### Task prompt:
In the data below, find every line that has the string "Celeste", and copy it.

### Excerpted records:
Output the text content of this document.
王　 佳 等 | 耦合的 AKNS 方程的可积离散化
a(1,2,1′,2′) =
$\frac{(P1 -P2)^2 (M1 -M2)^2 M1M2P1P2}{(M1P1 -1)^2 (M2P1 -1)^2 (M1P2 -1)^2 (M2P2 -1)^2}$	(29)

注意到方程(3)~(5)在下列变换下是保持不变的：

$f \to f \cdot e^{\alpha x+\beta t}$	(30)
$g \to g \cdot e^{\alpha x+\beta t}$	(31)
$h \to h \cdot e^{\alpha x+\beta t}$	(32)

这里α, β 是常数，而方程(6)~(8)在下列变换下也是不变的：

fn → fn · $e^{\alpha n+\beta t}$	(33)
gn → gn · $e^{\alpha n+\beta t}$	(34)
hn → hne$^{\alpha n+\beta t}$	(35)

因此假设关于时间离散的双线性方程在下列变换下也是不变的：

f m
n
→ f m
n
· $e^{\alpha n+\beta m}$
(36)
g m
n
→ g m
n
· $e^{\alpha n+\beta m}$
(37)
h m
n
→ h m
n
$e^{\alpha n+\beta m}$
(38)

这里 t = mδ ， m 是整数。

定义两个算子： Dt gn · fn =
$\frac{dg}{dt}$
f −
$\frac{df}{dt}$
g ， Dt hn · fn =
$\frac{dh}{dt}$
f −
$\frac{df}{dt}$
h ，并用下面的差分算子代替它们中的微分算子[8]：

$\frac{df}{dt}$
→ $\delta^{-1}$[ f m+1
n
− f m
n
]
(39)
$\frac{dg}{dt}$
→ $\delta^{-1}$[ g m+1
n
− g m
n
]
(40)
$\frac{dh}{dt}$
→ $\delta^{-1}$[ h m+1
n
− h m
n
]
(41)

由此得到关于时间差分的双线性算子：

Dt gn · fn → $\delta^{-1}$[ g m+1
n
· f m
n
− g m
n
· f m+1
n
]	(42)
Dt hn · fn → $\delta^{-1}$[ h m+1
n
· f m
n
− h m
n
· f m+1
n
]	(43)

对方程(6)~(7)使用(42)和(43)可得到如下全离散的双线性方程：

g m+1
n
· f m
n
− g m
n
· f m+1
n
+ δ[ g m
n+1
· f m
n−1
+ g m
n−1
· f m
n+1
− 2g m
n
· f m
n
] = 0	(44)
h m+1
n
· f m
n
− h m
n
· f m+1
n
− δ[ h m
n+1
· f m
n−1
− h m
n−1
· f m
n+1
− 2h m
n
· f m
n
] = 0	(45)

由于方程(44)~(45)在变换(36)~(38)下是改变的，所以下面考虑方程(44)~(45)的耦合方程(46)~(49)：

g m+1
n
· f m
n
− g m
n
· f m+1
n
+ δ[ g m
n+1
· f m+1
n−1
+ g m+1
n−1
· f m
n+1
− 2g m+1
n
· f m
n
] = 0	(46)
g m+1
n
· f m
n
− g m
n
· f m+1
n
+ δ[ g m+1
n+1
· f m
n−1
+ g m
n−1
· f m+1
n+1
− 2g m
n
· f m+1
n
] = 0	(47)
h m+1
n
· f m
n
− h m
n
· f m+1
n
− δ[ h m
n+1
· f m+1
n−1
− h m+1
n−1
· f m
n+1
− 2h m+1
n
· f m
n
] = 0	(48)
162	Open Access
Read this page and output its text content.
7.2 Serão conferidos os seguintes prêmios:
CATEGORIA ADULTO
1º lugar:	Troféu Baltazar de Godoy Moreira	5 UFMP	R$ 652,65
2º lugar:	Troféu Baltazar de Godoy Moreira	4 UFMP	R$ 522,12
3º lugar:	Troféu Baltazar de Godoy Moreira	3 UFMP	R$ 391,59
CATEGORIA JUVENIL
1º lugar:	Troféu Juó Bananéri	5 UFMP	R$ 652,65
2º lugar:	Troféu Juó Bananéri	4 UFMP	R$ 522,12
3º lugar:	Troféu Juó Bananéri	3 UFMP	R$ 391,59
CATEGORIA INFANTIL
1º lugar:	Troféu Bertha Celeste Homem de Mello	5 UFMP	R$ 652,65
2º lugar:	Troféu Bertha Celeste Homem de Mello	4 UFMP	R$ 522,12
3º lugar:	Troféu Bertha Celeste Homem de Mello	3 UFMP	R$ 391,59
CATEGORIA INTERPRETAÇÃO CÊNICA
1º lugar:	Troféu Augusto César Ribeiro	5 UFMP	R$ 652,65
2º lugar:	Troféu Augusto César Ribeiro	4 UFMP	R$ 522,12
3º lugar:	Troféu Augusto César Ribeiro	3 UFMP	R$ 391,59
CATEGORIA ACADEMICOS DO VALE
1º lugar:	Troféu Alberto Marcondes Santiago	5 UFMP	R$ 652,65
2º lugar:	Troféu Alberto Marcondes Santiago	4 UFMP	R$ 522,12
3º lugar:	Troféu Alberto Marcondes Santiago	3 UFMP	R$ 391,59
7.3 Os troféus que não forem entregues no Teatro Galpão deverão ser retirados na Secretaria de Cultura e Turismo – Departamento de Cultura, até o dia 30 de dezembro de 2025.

### Output below:
1º lugar:	Troféu Bertha Celeste Homem de Mello	5 UFMP	R$ 652,65
2º lugar:	Troféu Bertha Celeste Homem de Mello	4 UFMP	R$ 522,12
3º lugar:	Troféu Bertha Celeste Homem de Mello	3 UFMP	R$ 391,59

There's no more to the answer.